**Required work**:
Extract from the listing each line in which the word "предусмотрено" appears.

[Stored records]
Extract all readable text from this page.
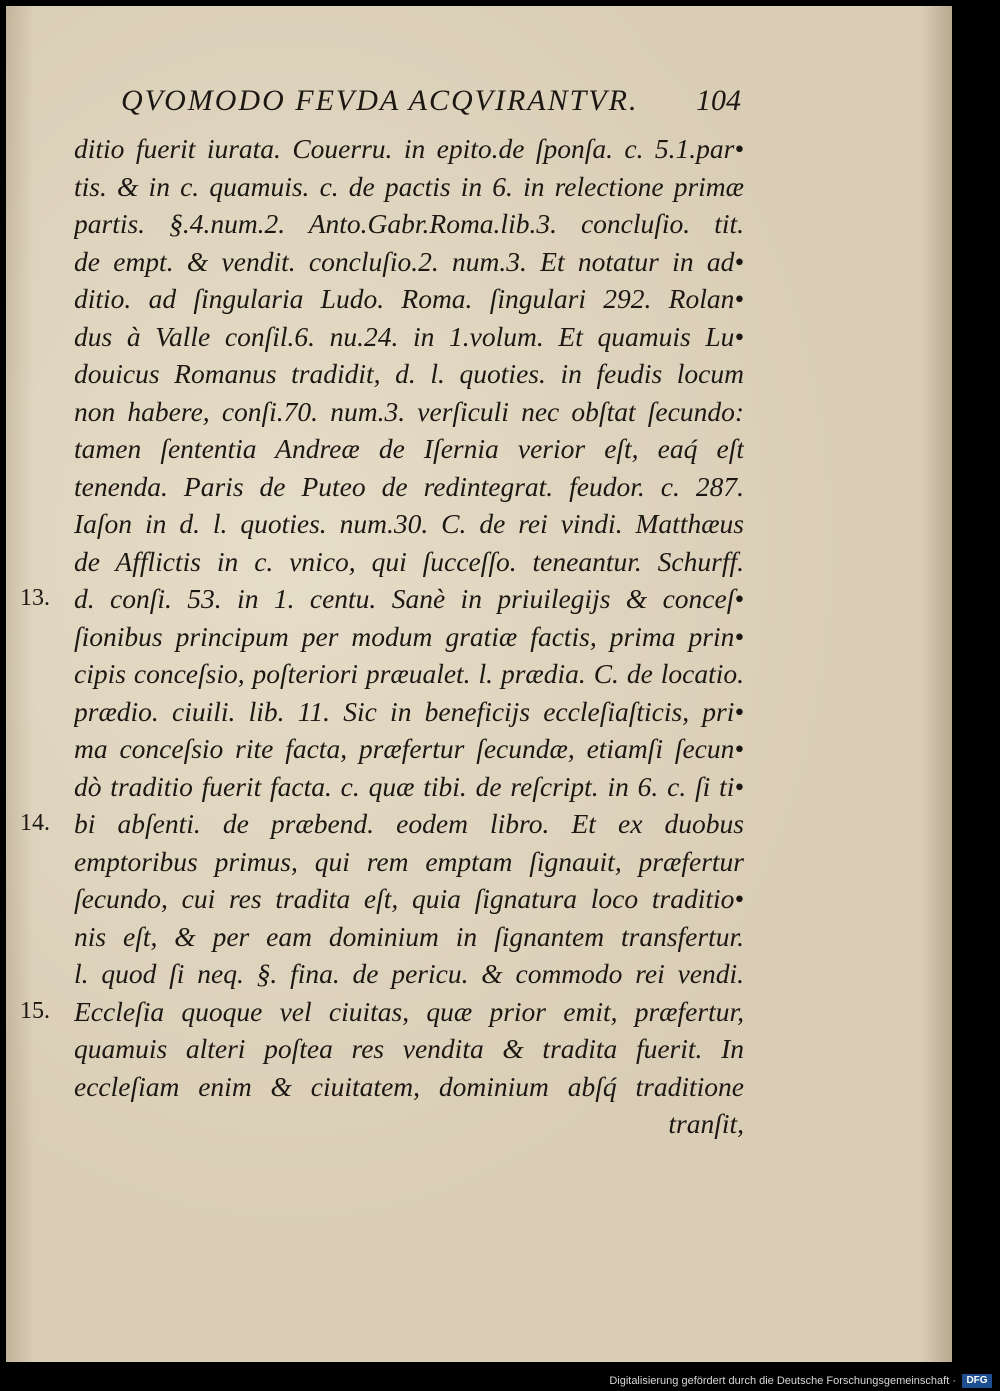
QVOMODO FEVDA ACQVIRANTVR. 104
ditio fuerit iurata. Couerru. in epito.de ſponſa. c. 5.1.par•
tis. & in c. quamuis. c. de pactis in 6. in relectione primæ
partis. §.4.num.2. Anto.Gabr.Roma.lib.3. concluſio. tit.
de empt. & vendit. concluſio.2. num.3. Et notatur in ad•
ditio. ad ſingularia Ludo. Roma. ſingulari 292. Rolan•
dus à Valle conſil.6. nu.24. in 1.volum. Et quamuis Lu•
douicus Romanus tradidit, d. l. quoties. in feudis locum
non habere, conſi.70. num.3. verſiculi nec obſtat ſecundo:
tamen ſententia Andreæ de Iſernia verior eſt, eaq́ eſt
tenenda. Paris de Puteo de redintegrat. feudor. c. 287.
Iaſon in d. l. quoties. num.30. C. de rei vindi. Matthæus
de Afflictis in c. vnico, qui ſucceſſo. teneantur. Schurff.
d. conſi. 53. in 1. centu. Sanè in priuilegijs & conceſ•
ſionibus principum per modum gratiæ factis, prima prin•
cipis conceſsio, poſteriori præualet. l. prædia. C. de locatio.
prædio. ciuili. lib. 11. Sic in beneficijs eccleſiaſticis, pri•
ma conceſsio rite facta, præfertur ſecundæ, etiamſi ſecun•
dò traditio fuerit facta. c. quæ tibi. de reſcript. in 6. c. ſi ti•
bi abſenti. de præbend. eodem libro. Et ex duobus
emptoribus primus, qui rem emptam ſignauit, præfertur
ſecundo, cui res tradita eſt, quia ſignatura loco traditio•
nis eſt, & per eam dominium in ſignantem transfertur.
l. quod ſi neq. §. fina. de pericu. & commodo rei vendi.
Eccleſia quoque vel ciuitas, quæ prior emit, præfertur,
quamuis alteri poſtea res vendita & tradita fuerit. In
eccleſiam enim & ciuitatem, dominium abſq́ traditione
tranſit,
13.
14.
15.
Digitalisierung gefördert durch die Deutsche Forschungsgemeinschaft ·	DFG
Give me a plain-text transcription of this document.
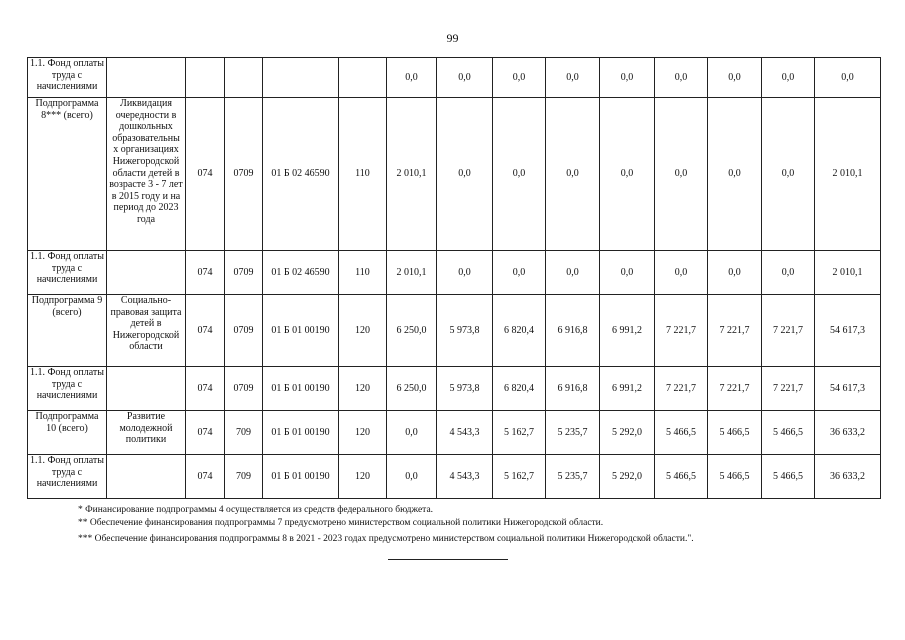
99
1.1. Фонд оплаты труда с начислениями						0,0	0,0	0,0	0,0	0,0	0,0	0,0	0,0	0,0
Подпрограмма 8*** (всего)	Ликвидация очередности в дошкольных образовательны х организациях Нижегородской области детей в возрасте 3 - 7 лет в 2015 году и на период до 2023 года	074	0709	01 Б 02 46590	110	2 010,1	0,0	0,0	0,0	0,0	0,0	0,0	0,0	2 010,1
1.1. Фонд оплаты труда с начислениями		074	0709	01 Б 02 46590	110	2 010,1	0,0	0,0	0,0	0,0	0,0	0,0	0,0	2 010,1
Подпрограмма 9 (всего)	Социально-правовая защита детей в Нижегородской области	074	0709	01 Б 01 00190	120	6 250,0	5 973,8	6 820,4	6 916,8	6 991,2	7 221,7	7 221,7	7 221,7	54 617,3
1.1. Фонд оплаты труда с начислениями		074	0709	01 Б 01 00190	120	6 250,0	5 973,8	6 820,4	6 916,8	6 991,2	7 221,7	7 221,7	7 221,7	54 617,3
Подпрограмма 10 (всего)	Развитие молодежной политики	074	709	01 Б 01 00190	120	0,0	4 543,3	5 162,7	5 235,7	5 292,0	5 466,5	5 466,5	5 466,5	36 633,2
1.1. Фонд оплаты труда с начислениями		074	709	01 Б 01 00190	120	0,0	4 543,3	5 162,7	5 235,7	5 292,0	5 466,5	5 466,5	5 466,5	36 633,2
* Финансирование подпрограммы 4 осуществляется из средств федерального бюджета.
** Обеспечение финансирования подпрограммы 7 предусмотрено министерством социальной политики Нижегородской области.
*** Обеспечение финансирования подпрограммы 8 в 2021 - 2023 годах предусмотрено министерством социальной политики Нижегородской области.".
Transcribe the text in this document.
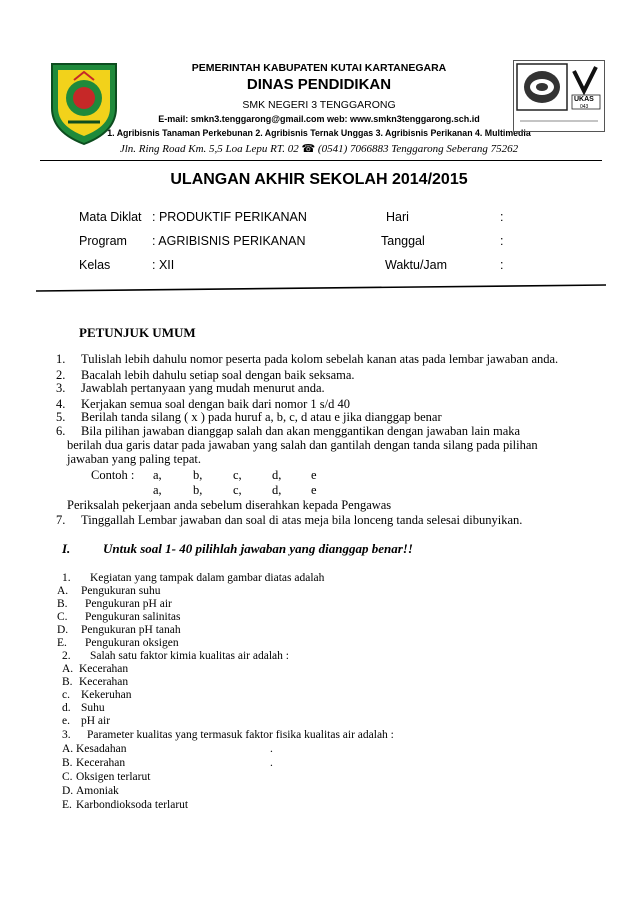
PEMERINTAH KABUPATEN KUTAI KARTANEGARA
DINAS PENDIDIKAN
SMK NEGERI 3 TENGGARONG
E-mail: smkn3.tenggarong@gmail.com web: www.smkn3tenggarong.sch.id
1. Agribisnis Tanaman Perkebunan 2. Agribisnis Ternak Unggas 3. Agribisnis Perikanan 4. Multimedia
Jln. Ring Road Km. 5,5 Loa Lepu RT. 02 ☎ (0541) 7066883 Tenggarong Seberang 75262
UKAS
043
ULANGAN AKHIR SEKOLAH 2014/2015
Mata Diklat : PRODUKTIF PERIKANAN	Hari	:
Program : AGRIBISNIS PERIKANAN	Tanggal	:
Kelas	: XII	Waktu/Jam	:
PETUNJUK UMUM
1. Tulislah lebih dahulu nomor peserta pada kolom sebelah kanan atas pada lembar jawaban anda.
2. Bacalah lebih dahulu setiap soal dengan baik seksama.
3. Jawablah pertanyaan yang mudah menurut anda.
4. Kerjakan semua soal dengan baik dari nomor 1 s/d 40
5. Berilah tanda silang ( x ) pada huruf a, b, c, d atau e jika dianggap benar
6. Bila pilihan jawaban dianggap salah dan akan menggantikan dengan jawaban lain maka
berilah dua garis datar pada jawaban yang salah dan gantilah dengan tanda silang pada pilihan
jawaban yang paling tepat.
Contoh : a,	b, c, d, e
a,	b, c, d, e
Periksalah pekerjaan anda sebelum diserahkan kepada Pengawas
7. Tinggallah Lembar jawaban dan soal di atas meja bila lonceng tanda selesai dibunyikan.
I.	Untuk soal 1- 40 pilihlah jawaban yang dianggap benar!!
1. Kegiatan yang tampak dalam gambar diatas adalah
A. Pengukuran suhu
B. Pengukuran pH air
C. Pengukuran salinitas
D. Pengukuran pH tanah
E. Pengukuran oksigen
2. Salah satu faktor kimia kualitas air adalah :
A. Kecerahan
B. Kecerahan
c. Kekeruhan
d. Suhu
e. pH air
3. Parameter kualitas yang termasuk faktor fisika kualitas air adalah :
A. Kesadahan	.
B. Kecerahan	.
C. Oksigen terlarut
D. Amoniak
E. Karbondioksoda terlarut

**Problem solution**:
** Обеспечение финансирования подпрограммы 7 предусмотрено министерством социальной политики Нижегородской области.
*** Обеспечение финансирования подпрограммы 8 в 2021 - 2023 годах предусмотрено министерством социальной политики Нижегородской области.".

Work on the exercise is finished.